◆ RECORDS FOR THE TASK ◆
◆ ◆ ◆ ◆ ◆
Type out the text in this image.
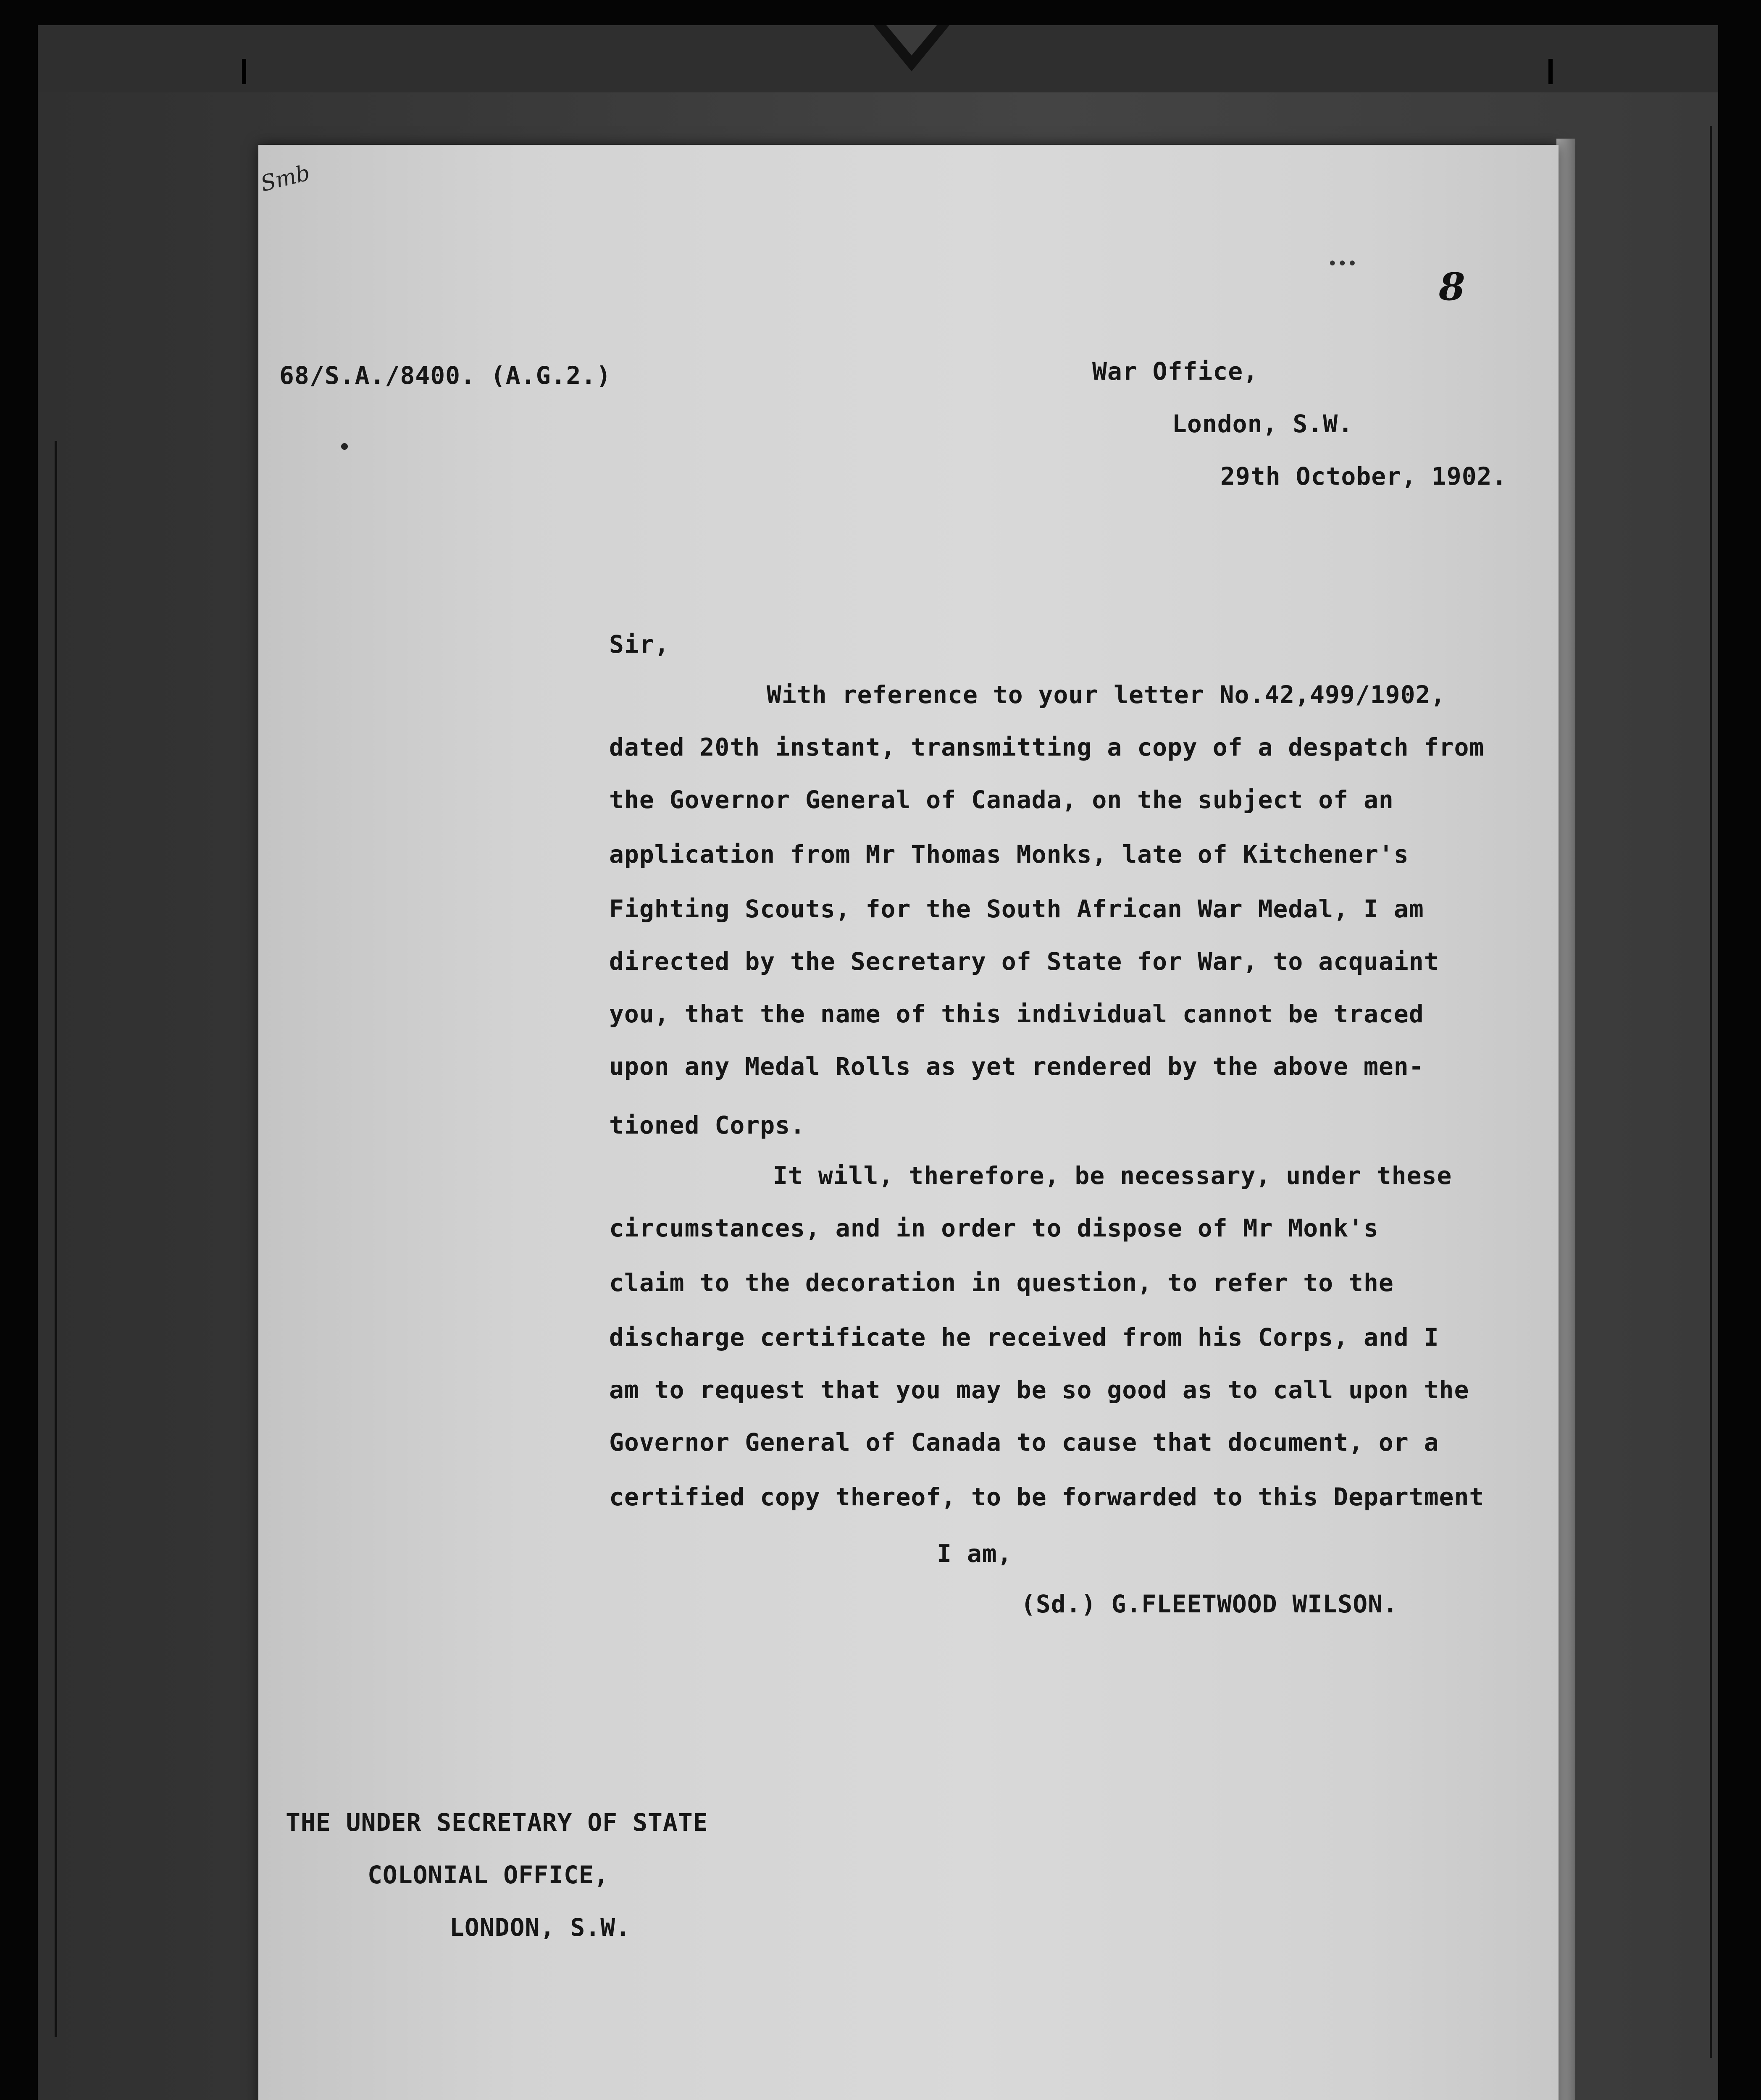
Smb
•••
8
68/S.A./8400. (A.G.2.)	War Office,
London, S.W.
29th October, 1902.
Sir,
With reference to your letter No.42,499/1902,
dated 20th instant, transmitting a copy of a despatch from
the Governor General of Canada, on the subject of an
application from Mr Thomas Monks, late of Kitchener's
Fighting Scouts, for the South African War Medal, I am
directed by the Secretary of State for War, to acquaint
you, that the name of this individual cannot be traced
upon any Medal Rolls as yet rendered by the above men-
tioned Corps.
It will, therefore, be necessary, under these
circumstances, and in order to dispose of Mr Monk's
claim to the decoration in question, to refer to the
discharge certificate he received from his Corps, and I
am to request that you may be so good as to call upon the
Governor General of Canada to cause that document, or a
certified copy thereof, to be forwarded to this Department
I am,
(Sd.) G.FLEETWOOD WILSON.
THE UNDER SECRETARY OF STATE
COLONIAL OFFICE,
LONDON, S.W.
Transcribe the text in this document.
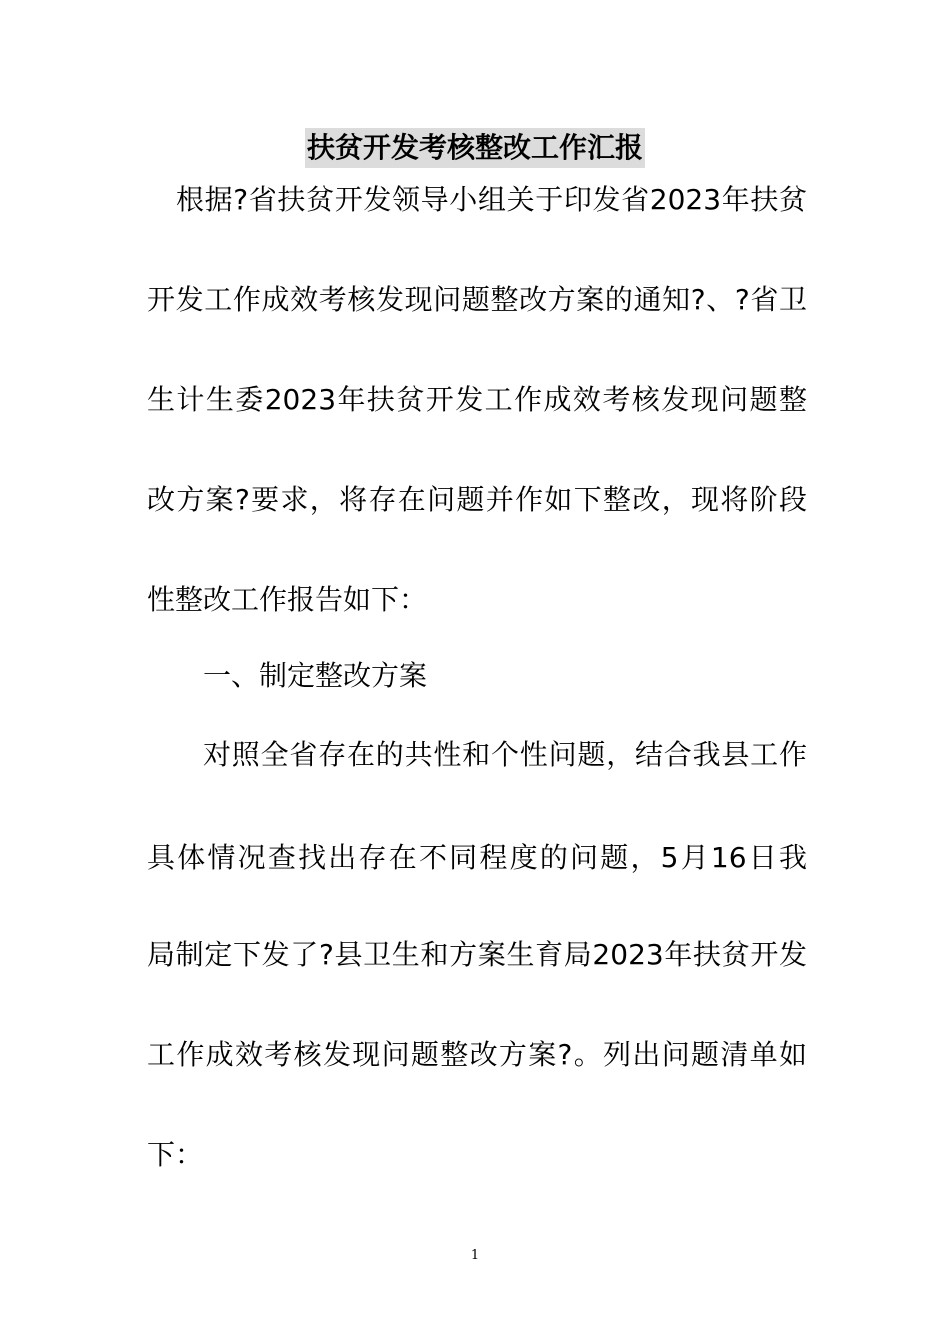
扶贫开发考核整改工作汇报
根据?省扶贫开发领导小组关于印发省2023年扶贫
开发工作成效考核发现问题整改方案的通知?、?省卫
生计生委2023年扶贫开发工作成效考核发现问题整
改方案?要求，将存在问题并作如下整改，现将阶段
性整改工作报告如下：
一、制定整改方案
对照全省存在的共性和个性问题，结合我县工作
具体情况查找出存在不同程度的问题，5月16日我
局制定下发了?县卫生和方案生育局2023年扶贫开发
工作成效考核发现问题整改方案?。列出问题清单如
下：
1
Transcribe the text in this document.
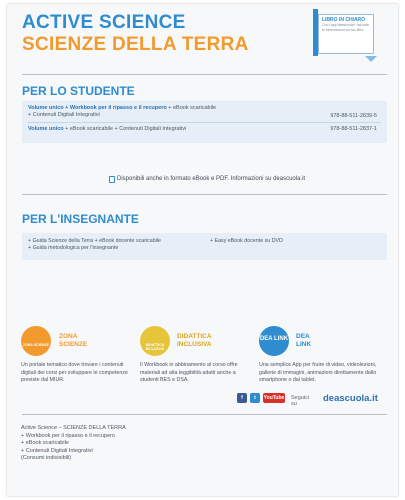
ACTIVE SCIENCE
SCIENZE DELLA TERRA
LIBRO IN CHIARO
Con l'app deascuola+ hai tutte le informazioni sul tuo libro
PER LO STUDENTE
Volume unico + Workbook per il ripasso e il recupero + eBook scaricabile
+ Contenuti Digitali Integrativi	978-88-511-2839-5
Volume unico + eBook scaricabile + Contenuti Digitali Integrativi	978-88-511-2837-1
Disponibili anche in formato eBook e PDF. Informazioni su deascuola.it
PER L'INSEGNANTE
+ Guida Scienze della Terra + eBook docente scaricabile
+ Guida metodologica per l'insegnante
+ Easy eBook docente su DVD
ZONA SCIENZE
ZONA
SCIENZE
Un portale tematico dove trovare i contenuti digitali dei corsi per sviluppare le competenze previste dal MIUR.
DIDATTICA INCLUSIVA
DIDATTICA
INCLUSIVA
Il Workbook in abbinamento al corso offre materiali ad alta leggibilità adatti anche a studenti BES e DSA.
DEA LINK DEA
LINK
Una semplice App per fruire di video, videolezioni, gallerie di immagini, animazioni direttamente dallo smartphone o dal tablet.
f	t	YouTube Seguici su	deascuola.it
Active Science – SCIENZE DELLA TERRA
+ Workbook per il ripasso e il recupero
+ eBook scaricabile
+ Contenuti Digitali Integrativi
(Consumi indivisibili)
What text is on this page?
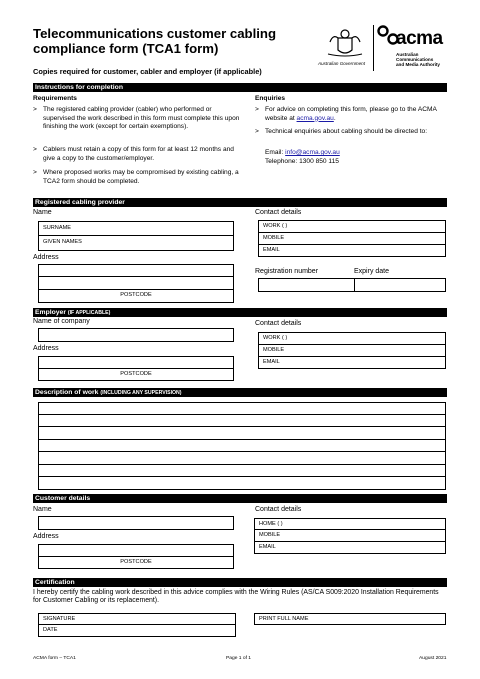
Telecommunications customer cabling compliance form (TCA1 form)
Copies required for customer, cabler and employer (if applicable)
Australian Government
acma
Australian
Communications
and Media Authority
Instructions for completion
Requirements
> The registered cabling provider (cabler) who performed or supervised the work described in this form must complete this upon finishing the work (except for certain exemptions).
> Cablers must retain a copy of this form for at least 12 months and give a copy to the customer/employer.
> Where proposed works may be compromised by existing cabling, a TCA2 form should be completed.
Enquiries
> For advice on completing this form, please go to the ACMA website at acma.gov.au.
> Technical enquiries about cabling should be directed to:
Email: info@acma.gov.au
Telephone: 1300 850 115
Registered cabling provider
Name
SURNAME
GIVEN NAMES
Address
POSTCODE
Contact details
WORK ( )
MOBILE
EMAIL
Registration number	Expiry date
Employer (IF APPLICABLE)
Name of company
Address
POSTCODE
Contact details
WORK ( )
MOBILE
EMAIL
Description of work (INCLUDING ANY SUPERVISION)
Customer details
Name
Address
POSTCODE
Contact details
HOME ( )
MOBILE
EMAIL
Certification
I hereby certify the cabling work described in this advice complies with the Wiring Rules (AS/CA S009:2020 Installation Requirements for Customer Cabling or its replacement).
SIGNATURE
DATE
PRINT FULL NAME
ACMA form – TCA1	Page 1 of 1	August 2021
◆ ◆ ◆ ◆ ◆
◆ GIVEN REQUEST ◆
Output the data exactly. Pictures don't belong in the result.

◆ EXERCISE RESPONSE ◆
Type out the text in this image.
Smb
•••
8
68/S.A./8400. (A.G.2.)	War Office,
London, S.W.
29th October, 1902.
Sir,
With reference to your letter No.42,499/1902,
dated 20th instant, transmitting a copy of a despatch from
the Governor General of Canada, on the subject of an
application from Mr Thomas Monks, late of Kitchener's
Fighting Scouts, for the South African War Medal, I am
directed by the Secretary of State for War, to acquaint
you, that the name of this individual cannot be traced
upon any Medal Rolls as yet rendered by the above men-
tioned Corps.
It will, therefore, be necessary, under these
circumstances, and in order to dispose of Mr Monk's
claim to the decoration in question, to refer to the
discharge certificate he received from his Corps, and I
am to request that you may be so good as to call upon the
Governor General of Canada to cause that document, or a
certified copy thereof, to be forwarded to this Department
I am,
(Sd.) G.FLEETWOOD WILSON.
THE UNDER SECRETARY OF STATE
COLONIAL OFFICE,
LONDON, S.W.
Transcribe the text in this document.
扶贫开发考核整改工作汇报
根据?省扶贫开发领导小组关于印发省2023年扶贫
开发工作成效考核发现问题整改方案的通知?、?省卫
生计生委2023年扶贫开发工作成效考核发现问题整
改方案?要求，将存在问题并作如下整改，现将阶段
性整改工作报告如下：
一、制定整改方案
对照全省存在的共性和个性问题，结合我县工作
具体情况查找出存在不同程度的问题，5月16日我
局制定下发了?县卫生和方案生育局2023年扶贫开发
工作成效考核发现问题整改方案?。列出问题清单如
下：
1
Transcribe the text in this document.
ACTIVE SCIENCE
SCIENZE DELLA TERRA
LIBRO IN CHIARO
Con l'app deascuola+ hai tutte le informazioni sul tuo libro
PER LO STUDENTE
Volume unico + Workbook per il ripasso e il recupero + eBook scaricabile
+ Contenuti Digitali Integrativi	978-88-511-2839-5
Volume unico + eBook scaricabile + Contenuti Digitali Integrativi	978-88-511-2837-1
Disponibili anche in formato eBook e PDF. Informazioni su deascuola.it
PER L'INSEGNANTE
+ Guida Scienze della Terra + eBook docente scaricabile
+ Guida metodologica per l'insegnante
+ Easy eBook docente su DVD
ZONA SCIENZE
ZONA
SCIENZE
Un portale tematico dove trovare i contenuti digitali dei corsi per sviluppare le competenze previste dal MIUR.
DIDATTICA INCLUSIVA
DIDATTICA
INCLUSIVA
Il Workbook in abbinamento al corso offre materiali ad alta leggibilità adatti anche a studenti BES e DSA.
DEA LINK DEA
LINK
Una semplice App per fruire di video, videolezioni, gallerie di immagini, animazioni direttamente dallo smartphone o dal tablet.
f	t	YouTube Seguici su	deascuola.it
Active Science – SCIENZE DELLA TERRA
+ Workbook per il ripasso e il recupero
+ eBook scaricabile
+ Contenuti Digitali Integrativi
(Consumi indivisibili)
What text is on this page?
Telecommunications customer cabling compliance form (TCA1 form)
Copies required for customer, cabler and employer (if applicable)
Australian Government
acma
Australian
Communications
and Media Authority
Instructions for completion
Requirements
> The registered cabling provider (cabler) who performed or supervised the work described in this form must complete this upon finishing the work (except for certain exemptions).
> Cablers must retain a copy of this form for at least 12 months and give a copy to the customer/employer.
> Where proposed works may be compromised by existing cabling, a TCA2 form should be completed.
Enquiries
> For advice on completing this form, please go to the ACMA website at acma.gov.au.
> Technical enquiries about cabling should be directed to:
Email: info@acma.gov.au
Telephone: 1300 850 115
Registered cabling provider
Name
SURNAME
GIVEN NAMES
Address
POSTCODE
Contact details
WORK ( )
MOBILE
EMAIL
Registration number	Expiry date
Employer (IF APPLICABLE)
Name of company
Address
POSTCODE
Contact details
WORK ( )
MOBILE
EMAIL
Description of work (INCLUDING ANY SUPERVISION)
Customer details
Name
Address
POSTCODE
Contact details
HOME ( )
MOBILE
EMAIL
Certification
I hereby certify the cabling work described in this advice complies with the Wiring Rules (AS/CA S009:2020 Installation Requirements for Customer Cabling or its replacement).
SIGNATURE
DATE
PRINT FULL NAME
ACMA form – TCA1	Page 1 of 1	August 2021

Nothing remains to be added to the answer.